┌─ Record list
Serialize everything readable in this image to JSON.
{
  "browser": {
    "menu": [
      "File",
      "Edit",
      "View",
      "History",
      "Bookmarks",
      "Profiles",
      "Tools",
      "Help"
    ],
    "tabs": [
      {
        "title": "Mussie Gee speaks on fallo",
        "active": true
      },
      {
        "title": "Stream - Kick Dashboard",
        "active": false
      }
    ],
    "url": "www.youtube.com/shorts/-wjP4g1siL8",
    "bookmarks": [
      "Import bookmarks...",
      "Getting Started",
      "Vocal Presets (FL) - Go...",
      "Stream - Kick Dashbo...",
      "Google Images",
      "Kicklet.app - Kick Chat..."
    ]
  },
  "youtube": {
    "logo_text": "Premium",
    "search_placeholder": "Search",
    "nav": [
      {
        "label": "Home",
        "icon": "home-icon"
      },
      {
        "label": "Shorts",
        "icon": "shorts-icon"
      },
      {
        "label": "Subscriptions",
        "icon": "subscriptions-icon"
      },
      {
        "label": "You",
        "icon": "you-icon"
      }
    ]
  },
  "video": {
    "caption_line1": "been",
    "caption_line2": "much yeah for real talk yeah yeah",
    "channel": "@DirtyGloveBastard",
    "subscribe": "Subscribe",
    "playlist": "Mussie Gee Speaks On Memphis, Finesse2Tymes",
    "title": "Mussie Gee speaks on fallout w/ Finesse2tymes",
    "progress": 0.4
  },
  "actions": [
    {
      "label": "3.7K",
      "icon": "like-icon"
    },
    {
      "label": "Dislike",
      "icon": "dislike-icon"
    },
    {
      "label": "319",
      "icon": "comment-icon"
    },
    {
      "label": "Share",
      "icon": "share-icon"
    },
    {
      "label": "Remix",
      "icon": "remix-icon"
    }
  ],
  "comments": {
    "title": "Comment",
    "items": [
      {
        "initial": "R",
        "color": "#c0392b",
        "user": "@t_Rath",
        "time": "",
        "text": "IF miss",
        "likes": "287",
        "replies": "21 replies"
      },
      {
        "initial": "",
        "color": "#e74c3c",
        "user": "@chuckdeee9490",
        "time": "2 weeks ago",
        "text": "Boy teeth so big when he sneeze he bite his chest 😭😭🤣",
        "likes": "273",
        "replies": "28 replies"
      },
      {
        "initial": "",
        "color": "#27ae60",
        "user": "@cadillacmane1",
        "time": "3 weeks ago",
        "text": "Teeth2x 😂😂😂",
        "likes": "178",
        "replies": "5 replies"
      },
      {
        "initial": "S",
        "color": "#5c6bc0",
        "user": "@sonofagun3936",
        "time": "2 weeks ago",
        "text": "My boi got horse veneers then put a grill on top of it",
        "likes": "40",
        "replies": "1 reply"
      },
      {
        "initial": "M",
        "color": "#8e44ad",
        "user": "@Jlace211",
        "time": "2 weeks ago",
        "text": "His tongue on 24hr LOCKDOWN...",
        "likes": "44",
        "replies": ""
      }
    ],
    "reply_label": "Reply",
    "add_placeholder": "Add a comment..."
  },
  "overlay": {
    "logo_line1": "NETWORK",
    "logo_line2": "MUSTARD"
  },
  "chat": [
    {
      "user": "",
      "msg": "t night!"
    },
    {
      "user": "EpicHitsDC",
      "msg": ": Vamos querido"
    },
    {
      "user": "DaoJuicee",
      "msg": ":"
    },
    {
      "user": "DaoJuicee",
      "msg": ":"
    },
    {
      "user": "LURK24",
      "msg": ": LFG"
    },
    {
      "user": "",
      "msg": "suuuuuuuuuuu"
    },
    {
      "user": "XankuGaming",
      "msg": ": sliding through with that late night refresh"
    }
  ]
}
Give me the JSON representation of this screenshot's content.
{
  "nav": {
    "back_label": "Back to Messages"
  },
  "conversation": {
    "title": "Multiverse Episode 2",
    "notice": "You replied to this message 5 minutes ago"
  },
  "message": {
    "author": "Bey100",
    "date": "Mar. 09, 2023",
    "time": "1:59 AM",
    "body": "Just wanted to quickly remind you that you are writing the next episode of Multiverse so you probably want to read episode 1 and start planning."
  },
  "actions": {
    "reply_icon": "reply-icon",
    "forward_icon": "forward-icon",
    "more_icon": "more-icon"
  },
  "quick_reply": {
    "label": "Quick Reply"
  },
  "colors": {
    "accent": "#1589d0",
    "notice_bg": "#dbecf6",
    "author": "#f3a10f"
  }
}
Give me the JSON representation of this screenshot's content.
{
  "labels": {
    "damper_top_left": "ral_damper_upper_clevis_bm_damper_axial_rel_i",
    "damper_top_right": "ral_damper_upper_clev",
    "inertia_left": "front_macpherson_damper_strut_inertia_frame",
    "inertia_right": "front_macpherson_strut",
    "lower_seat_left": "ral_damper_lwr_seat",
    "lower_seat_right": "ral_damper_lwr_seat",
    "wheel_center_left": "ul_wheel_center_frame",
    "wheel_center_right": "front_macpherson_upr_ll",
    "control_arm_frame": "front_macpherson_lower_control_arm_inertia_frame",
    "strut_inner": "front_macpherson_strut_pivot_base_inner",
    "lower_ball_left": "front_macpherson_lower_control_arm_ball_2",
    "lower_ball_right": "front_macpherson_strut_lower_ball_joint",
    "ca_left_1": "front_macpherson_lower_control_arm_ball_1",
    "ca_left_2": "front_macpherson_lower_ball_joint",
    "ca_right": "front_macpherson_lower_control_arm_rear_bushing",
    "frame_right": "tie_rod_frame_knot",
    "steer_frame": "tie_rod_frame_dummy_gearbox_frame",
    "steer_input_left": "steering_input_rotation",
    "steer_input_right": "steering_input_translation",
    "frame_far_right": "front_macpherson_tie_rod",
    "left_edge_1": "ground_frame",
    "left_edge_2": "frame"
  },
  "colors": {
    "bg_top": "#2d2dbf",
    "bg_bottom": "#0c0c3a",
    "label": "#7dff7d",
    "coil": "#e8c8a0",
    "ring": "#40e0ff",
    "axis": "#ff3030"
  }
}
└─
**The request**: Copy the records above exactly.

**Complete response**:
Serialize everything readable in this image to JSON.
{
  "browser": {
    "menu": [
      "File",
      "Edit",
      "View",
      "History",
      "Bookmarks",
      "Profiles",
      "Tools",
      "Help"
    ],
    "tabs": [
      {
        "title": "Mussie Gee speaks on fallo",
        "active": true
      },
      {
        "title": "Stream - Kick Dashboard",
        "active": false
      }
    ],
    "url": "www.youtube.com/shorts/-wjP4g1siL8",
    "bookmarks": [
      "Import bookmarks...",
      "Getting Started",
      "Vocal Presets (FL) - Go...",
      "Stream - Kick Dashbo...",
      "Google Images",
      "Kicklet.app - Kick Chat..."
    ]
  },
  "youtube": {
    "logo_text": "Premium",
    "search_placeholder": "Search",
    "nav": [
      {
        "label": "Home",
        "icon": "home-icon"
      },
      {
        "label": "Shorts",
        "icon": "shorts-icon"
      },
      {
        "label": "Subscriptions",
        "icon": "subscriptions-icon"
      },
      {
        "label": "You",
        "icon": "you-icon"
      }
    ]
  },
  "video": {
    "caption_line1": "been",
    "caption_line2": "much yeah for real talk yeah yeah",
    "channel": "@DirtyGloveBastard",
    "subscribe": "Subscribe",
    "playlist": "Mussie Gee Speaks On Memphis, Finesse2Tymes",
    "title": "Mussie Gee speaks on fallout w/ Finesse2tymes",
    "progress": 0.4
  },
  "actions": [
    {
      "label": "3.7K",
      "icon": "like-icon"
    },
    {
      "label": "Dislike",
      "icon": "dislike-icon"
    },
    {
      "label": "319",
      "icon": "comment-icon"
    },
    {
      "label": "Share",
      "icon": "share-icon"
    },
    {
      "label": "Remix",
      "icon": "remix-icon"
    }
  ],
  "comments": {
    "title": "Comment",
    "items": [
      {
        "initial": "R",
        "color": "#c0392b",
        "user": "@t_Rath",
        "time": "",
        "text": "IF miss",
        "likes": "287",
        "replies": "21 replies"
      },
      {
        "initial": "",
        "color": "#e74c3c",
        "user": "@chuckdeee9490",
        "time": "2 weeks ago",
        "text": "Boy teeth so big when he sneeze he bite his chest 😭😭🤣",
        "likes": "273",
        "replies": "28 replies"
      },
      {
        "initial": "",
        "color": "#27ae60",
        "user": "@cadillacmane1",
        "time": "3 weeks ago",
        "text": "Teeth2x 😂😂😂",
        "likes": "178",
        "replies": "5 replies"
      },
      {
        "initial": "S",
        "color": "#5c6bc0",
        "user": "@sonofagun3936",
        "time": "2 weeks ago",
        "text": "My boi got horse veneers then put a grill on top of it",
        "likes": "40",
        "replies": "1 reply"
      },
      {
        "initial": "M",
        "color": "#8e44ad",
        "user": "@Jlace211",
        "time": "2 weeks ago",
        "text": "His tongue on 24hr LOCKDOWN...",
        "likes": "44",
        "replies": ""
      }
    ],
    "reply_label": "Reply",
    "add_placeholder": "Add a comment..."
  },
  "overlay": {
    "logo_line1": "NETWORK",
    "logo_line2": "MUSTARD"
  },
  "chat": [
    {
      "user": "",
      "msg": "t night!"
    },
    {
      "user": "EpicHitsDC",
      "msg": ": Vamos querido"
    },
    {
      "user": "DaoJuicee",
      "msg": ":"
    },
    {
      "user": "DaoJuicee",
      "msg": ":"
    },
    {
      "user": "LURK24",
      "msg": ": LFG"
    },
    {
      "user": "",
      "msg": "suuuuuuuuuuu"
    },
    {
      "user": "XankuGaming",
      "msg": ": sliding through with that late night refresh"
    }
  ]
}
Give me the JSON representation of this screenshot's content.
{
  "nav": {
    "back_label": "Back to Messages"
  },
  "conversation": {
    "title": "Multiverse Episode 2",
    "notice": "You replied to this message 5 minutes ago"
  },
  "message": {
    "author": "Bey100",
    "date": "Mar. 09, 2023",
    "time": "1:59 AM",
    "body": "Just wanted to quickly remind you that you are writing the next episode of Multiverse so you probably want to read episode 1 and start planning."
  },
  "actions": {
    "reply_icon": "reply-icon",
    "forward_icon": "forward-icon",
    "more_icon": "more-icon"
  },
  "quick_reply": {
    "label": "Quick Reply"
  },
  "colors": {
    "accent": "#1589d0",
    "notice_bg": "#dbecf6",
    "author": "#f3a10f"
  }
}
Give me the JSON representation of this screenshot's content.
{
  "labels": {
    "damper_top_left": "ral_damper_upper_clevis_bm_damper_axial_rel_i",
    "damper_top_right": "ral_damper_upper_clev",
    "inertia_left": "front_macpherson_damper_strut_inertia_frame",
    "inertia_right": "front_macpherson_strut",
    "lower_seat_left": "ral_damper_lwr_seat",
    "lower_seat_right": "ral_damper_lwr_seat",
    "wheel_center_left": "ul_wheel_center_frame",
    "wheel_center_right": "front_macpherson_upr_ll",
    "control_arm_frame": "front_macpherson_lower_control_arm_inertia_frame",
    "strut_inner": "front_macpherson_strut_pivot_base_inner",
    "lower_ball_left": "front_macpherson_lower_control_arm_ball_2",
    "lower_ball_right": "front_macpherson_strut_lower_ball_joint",
    "ca_left_1": "front_macpherson_lower_control_arm_ball_1",
    "ca_left_2": "front_macpherson_lower_ball_joint",
    "ca_right": "front_macpherson_lower_control_arm_rear_bushing",
    "frame_right": "tie_rod_frame_knot",
    "steer_frame": "tie_rod_frame_dummy_gearbox_frame",
    "steer_input_left": "steering_input_rotation",
    "steer_input_right": "steering_input_translation",
    "frame_far_right": "front_macpherson_tie_rod",
    "left_edge_1": "ground_frame",
    "left_edge_2": "frame"
  },
  "colors": {
    "bg_top": "#2d2dbf",
    "bg_bottom": "#0c0c3a",
    "label": "#7dff7d",
    "coil": "#e8c8a0",
    "ring": "#40e0ff",
    "axis": "#ff3030"
  }
}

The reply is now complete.